▶ [Direction]: Search the material for the word "band" and report each line where it turns up.

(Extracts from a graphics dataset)
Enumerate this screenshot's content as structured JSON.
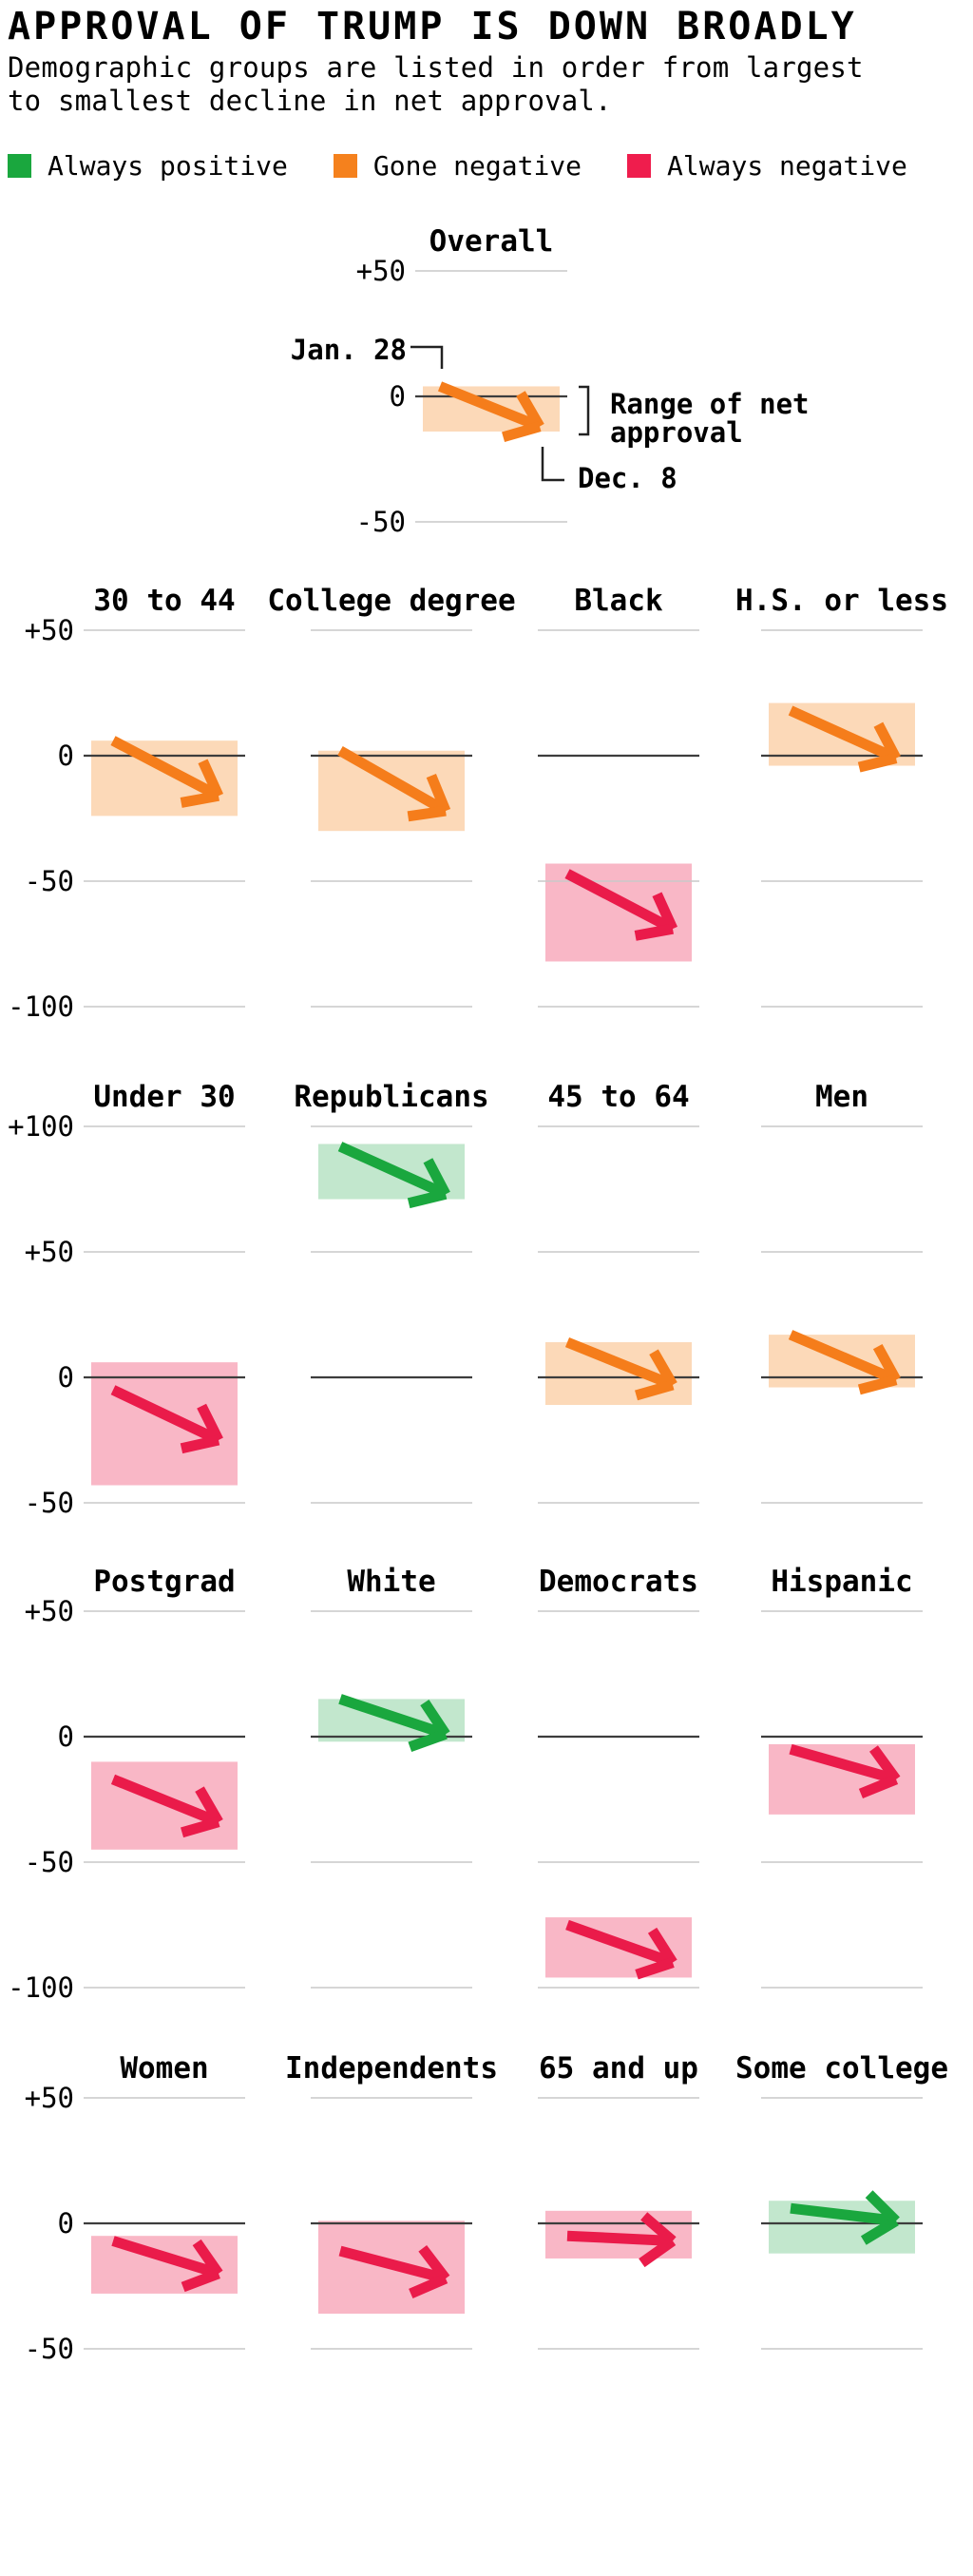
{
  "header": {
    "title": "APPROVAL OF TRUMP IS DOWN BROADLY",
    "subtitle": "Demographic groups are listed in order from largest to smallest decline in net approval."
  },
  "legend": {
    "items": [
      {
        "label": "Always positive",
        "color": "#1aa73e",
        "status": "always-positive"
      },
      {
        "label": "Gone negative",
        "color": "#f5811d",
        "status": "gone-negative"
      },
      {
        "label": "Always negative",
        "color": "#ef1d4d",
        "status": "always-negative"
      }
    ]
  },
  "colors": {
    "always-positive": {
      "arrow": "#1aa73e",
      "band": "#c2e7cd"
    },
    "gone-negative": {
      "arrow": "#f57d1b",
      "band": "#fcd9b8"
    },
    "always-negative": {
      "arrow": "#ea1b4a",
      "band": "#f9b7c6"
    },
    "gridline": "#c9c9c9",
    "zero_line": "#3d3d3d",
    "text": "#000000",
    "annotation_line": "#222222"
  },
  "annotations": {
    "start_label": "Jan. 28",
    "end_label": "Dec. 8",
    "range_label_line1": "Range of net",
    "range_label_line2": "approval"
  },
  "chart_data": {
    "type": "line",
    "variant": "arrow-range-small-multiples",
    "title": "APPROVAL OF TRUMP IS DOWN BROADLY",
    "unit": "net approval, percentage points",
    "start_date": "Jan. 28",
    "end_date": "Dec. 8",
    "grid": true,
    "rows": [
      {
        "panels": [
          "Overall"
        ],
        "ticks": [
          50,
          0,
          -50
        ]
      },
      {
        "panels": [
          "30 to 44",
          "College degree",
          "Black",
          "H.S. or less"
        ],
        "ticks": [
          50,
          0,
          -50,
          -100
        ]
      },
      {
        "panels": [
          "Under 30",
          "Republicans",
          "45 to 64",
          "Men"
        ],
        "ticks": [
          100,
          50,
          0,
          -50
        ]
      },
      {
        "panels": [
          "Postgrad",
          "White",
          "Democrats",
          "Hispanic"
        ],
        "ticks": [
          50,
          0,
          -50,
          -100
        ]
      },
      {
        "panels": [
          "Women",
          "Independents",
          "65 and up",
          "Some college"
        ],
        "ticks": [
          50,
          0,
          -50
        ]
      }
    ],
    "series": [
      {
        "name": "Overall",
        "status": "gone-negative",
        "start": 4,
        "end": -12,
        "range": [
          4,
          -14
        ]
      },
      {
        "name": "30 to 44",
        "status": "gone-negative",
        "start": 6,
        "end": -16,
        "range": [
          6,
          -24
        ]
      },
      {
        "name": "College degree",
        "status": "gone-negative",
        "start": 2,
        "end": -22,
        "range": [
          2,
          -30
        ]
      },
      {
        "name": "Black",
        "status": "always-negative",
        "start": -47,
        "end": -69,
        "range": [
          -43,
          -82
        ]
      },
      {
        "name": "H.S. or less",
        "status": "gone-negative",
        "start": 18,
        "end": -1,
        "range": [
          21,
          -4
        ]
      },
      {
        "name": "Under 30",
        "status": "always-negative",
        "start": -5,
        "end": -25,
        "range": [
          6,
          -43
        ]
      },
      {
        "name": "Republicans",
        "status": "always-positive",
        "start": 92,
        "end": 73,
        "range": [
          93,
          71
        ]
      },
      {
        "name": "45 to 64",
        "status": "gone-negative",
        "start": 14,
        "end": -3,
        "range": [
          14,
          -11
        ]
      },
      {
        "name": "Men",
        "status": "gone-negative",
        "start": 17,
        "end": -1,
        "range": [
          17,
          -4
        ]
      },
      {
        "name": "Postgrad",
        "status": "always-negative",
        "start": -17,
        "end": -34,
        "range": [
          -10,
          -45
        ]
      },
      {
        "name": "White",
        "status": "always-positive",
        "start": 15,
        "end": 1,
        "range": [
          15,
          -2
        ]
      },
      {
        "name": "Democrats",
        "status": "always-negative",
        "start": -75,
        "end": -90,
        "range": [
          -72,
          -96
        ]
      },
      {
        "name": "Hispanic",
        "status": "always-negative",
        "start": -5,
        "end": -17,
        "range": [
          -3,
          -31
        ]
      },
      {
        "name": "Women",
        "status": "always-negative",
        "start": -7,
        "end": -20,
        "range": [
          -5,
          -28
        ]
      },
      {
        "name": "Independents",
        "status": "always-negative",
        "start": -11,
        "end": -22,
        "range": [
          1,
          -36
        ]
      },
      {
        "name": "65 and up",
        "status": "always-negative",
        "start": -5,
        "end": -7,
        "range": [
          5,
          -14
        ]
      },
      {
        "name": "Some college",
        "status": "always-positive",
        "start": 6,
        "end": 1,
        "range": [
          9,
          -12
        ]
      }
    ]
  }
}
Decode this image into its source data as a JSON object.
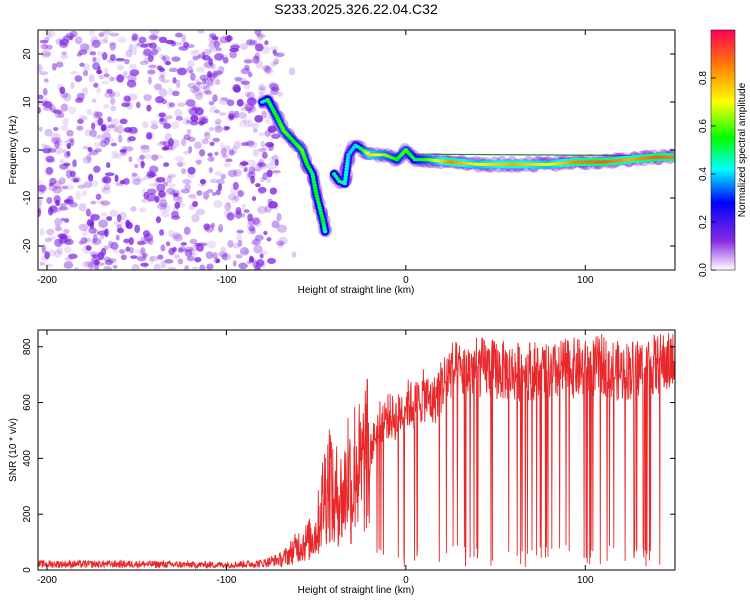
{
  "figure_title": "S233.2025.326.22.04.C32",
  "colors": {
    "snr_line": "#e8282a",
    "fit_line": "#2a8a2a",
    "scatter_base": "#7a1ce0"
  },
  "chart_data": [
    {
      "type": "heatmap",
      "title": "S233.2025.326.22.04.C32",
      "xlabel": "Height of straight line (km)",
      "ylabel": "Frequency (Hz)",
      "xlim": [
        -205,
        150
      ],
      "ylim": [
        -25,
        25
      ],
      "xticks": [
        -200,
        -100,
        0,
        100
      ],
      "yticks": [
        -20,
        -10,
        0,
        10,
        20
      ],
      "colorbar": {
        "label": "Normalized spectral amplitude",
        "range": [
          0,
          1
        ],
        "ticks": [
          0.0,
          0.2,
          0.4,
          0.6,
          0.8
        ],
        "tick_labels": [
          "0.0",
          "0.2",
          "0.4",
          "0.6",
          "0.8"
        ],
        "stops": [
          "#ffffff",
          "#8a2be2",
          "#0000ff",
          "#00ffff",
          "#00ff00",
          "#ffff00",
          "#ff8800",
          "#ff0055"
        ]
      },
      "noise_region_x": [
        -205,
        -72
      ],
      "ridge_points": [
        {
          "x": -80,
          "y": 10,
          "amp": 0.45
        },
        {
          "x": -77,
          "y": 10.5,
          "amp": 0.5
        },
        {
          "x": -72,
          "y": 7,
          "amp": 0.55
        },
        {
          "x": -68,
          "y": 4,
          "amp": 0.6
        },
        {
          "x": -63,
          "y": 2,
          "amp": 0.55
        },
        {
          "x": -58,
          "y": 0,
          "amp": 0.6
        },
        {
          "x": -55,
          "y": -3,
          "amp": 0.55
        },
        {
          "x": -52,
          "y": -5,
          "amp": 0.5
        },
        {
          "x": -50,
          "y": -9,
          "amp": 0.55
        },
        {
          "x": -48,
          "y": -12,
          "amp": 0.5
        },
        {
          "x": -46,
          "y": -15,
          "amp": 0.55
        },
        {
          "x": -45,
          "y": -17,
          "amp": 0.45
        },
        {
          "x": -40,
          "y": -5,
          "amp": 0.5
        },
        {
          "x": -37,
          "y": -6.5,
          "amp": 0.5
        },
        {
          "x": -34,
          "y": -7,
          "amp": 0.45
        },
        {
          "x": -32,
          "y": -1,
          "amp": 0.4
        },
        {
          "x": -28,
          "y": 1,
          "amp": 0.4
        },
        {
          "x": -20,
          "y": -1,
          "amp": 0.75
        },
        {
          "x": -12,
          "y": -1,
          "amp": 0.65
        },
        {
          "x": -5,
          "y": -2,
          "amp": 0.55
        },
        {
          "x": 0,
          "y": 0,
          "amp": 0.6
        },
        {
          "x": 5,
          "y": -2,
          "amp": 0.5
        },
        {
          "x": 12,
          "y": -2,
          "amp": 0.6
        },
        {
          "x": 25,
          "y": -2.5,
          "amp": 0.85
        },
        {
          "x": 40,
          "y": -3,
          "amp": 0.7
        },
        {
          "x": 60,
          "y": -3,
          "amp": 0.8
        },
        {
          "x": 80,
          "y": -3,
          "amp": 0.7
        },
        {
          "x": 95,
          "y": -2.5,
          "amp": 0.85
        },
        {
          "x": 110,
          "y": -2.5,
          "amp": 0.9
        },
        {
          "x": 125,
          "y": -2,
          "amp": 0.8
        },
        {
          "x": 140,
          "y": -1.5,
          "amp": 0.9
        },
        {
          "x": 150,
          "y": -1.5,
          "amp": 0.85
        }
      ],
      "fit_line": {
        "x": [
          -25,
          150
        ],
        "y": [
          -0.8,
          -1.2
        ]
      }
    },
    {
      "type": "line",
      "title": "",
      "xlabel": "Height of straight line (km)",
      "ylabel": "SNR (10 * v/v)",
      "xlim": [
        -205,
        150
      ],
      "ylim": [
        0,
        860
      ],
      "xticks": [
        -200,
        -100,
        0,
        100
      ],
      "yticks": [
        0,
        200,
        400,
        600,
        800
      ],
      "series": [
        {
          "name": "SNR",
          "x": [
            -205,
            -180,
            -150,
            -120,
            -100,
            -80,
            -70,
            -65,
            -60,
            -55,
            -50,
            -45,
            -42,
            -40,
            -38,
            -35,
            -32,
            -30,
            -28,
            -25,
            -22,
            -20,
            -15,
            -10,
            -5,
            0,
            5,
            10,
            15,
            20,
            25,
            30,
            40,
            50,
            60,
            70,
            80,
            90,
            100,
            110,
            120,
            130,
            140,
            150
          ],
          "values": [
            25,
            25,
            25,
            22,
            22,
            28,
            45,
            80,
            120,
            140,
            180,
            400,
            470,
            280,
            400,
            330,
            520,
            350,
            560,
            460,
            590,
            460,
            570,
            600,
            590,
            650,
            640,
            680,
            650,
            720,
            780,
            770,
            790,
            780,
            770,
            780,
            760,
            790,
            780,
            800,
            770,
            790,
            800,
            810
          ]
        }
      ]
    }
  ]
}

▶ [Exercise result]:
      "band": "#c2e7cd"
      "band": "#fcd9b8"
      "band": "#f9b7c6"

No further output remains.